◆ Selected passage
——————————

After recognizing all the degenerate matter I had, my heart became relieved and clear. I had one firm thought, "There are so many Fa validating responsibilities for me to accomplish, so I must immediately depart from this place and not stay any longer."
That afternoon, the station chief talked to me again and tried to persuade me to eat. There were also several other people in the room and again I clarified the truth about Falun Gong. The chief said, "You're very kind. The previous standard tactics we had used against Falun Gong practitioners who went on a hunger strike was to force-feed them with highly concentrated saline solutions. But we just couldn't do such a thing to you." He ordered an inmate to get a bowl of rice porridge. Right at that moment I felt terrible and my whole body began to shake and tremble. Perhaps I appeared severely sick because the station chief was quite frightened. He ordered that I be transported to the hospital right away. However, all of the available motor squads were busy. So he got on the phone with the deputy in charge of my case, requesting that I be let go immediately without asking for my name, address or local police station. I had the same symptoms the next day. The station chief tried his best to complete the release procedures with the Railroad Bureau Branch Office. He did not feel comfortable until I was released because he did not want to bear the responsibility for my worsening condition. And so it was, that under the care of Teacher, I left the detention center in six days.

——————————

◆ What to work on
[1] In the account of the hunger strike in detention, what did the station chief order an inmate to bring?
[2] Carry on the account of the hunger strike and release from detention, picking up after its last sentence.

◆ Provided information
——————————

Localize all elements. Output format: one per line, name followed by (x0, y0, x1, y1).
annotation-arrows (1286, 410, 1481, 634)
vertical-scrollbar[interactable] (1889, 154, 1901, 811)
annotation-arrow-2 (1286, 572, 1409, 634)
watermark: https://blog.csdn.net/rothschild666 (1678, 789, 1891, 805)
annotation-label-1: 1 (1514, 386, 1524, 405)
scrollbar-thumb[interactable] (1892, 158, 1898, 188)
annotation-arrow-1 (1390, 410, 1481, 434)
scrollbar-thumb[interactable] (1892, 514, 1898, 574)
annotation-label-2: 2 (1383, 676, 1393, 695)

——————————

◆ Your written answers
[1] A bowl of rice porridge.

[2]
Through this experience I have realized that in any environment, even with Dafa practitioners being abducted, the key point is not simply how we handle the situation (including going on a hunger strike), but the realm of our state of mind. When we truly stand from a righteous starting point and put away all self-interests, then Teacher can do everything for us. This experience made me think more about our fellow practitioners who are still being abducted and sent to jails. We are one body. So together let us cleanse and purify our state of mind to an even higher degree, rectify our starting point, and help our abducted fellow practitioners break out of those evil dens as soon as possible.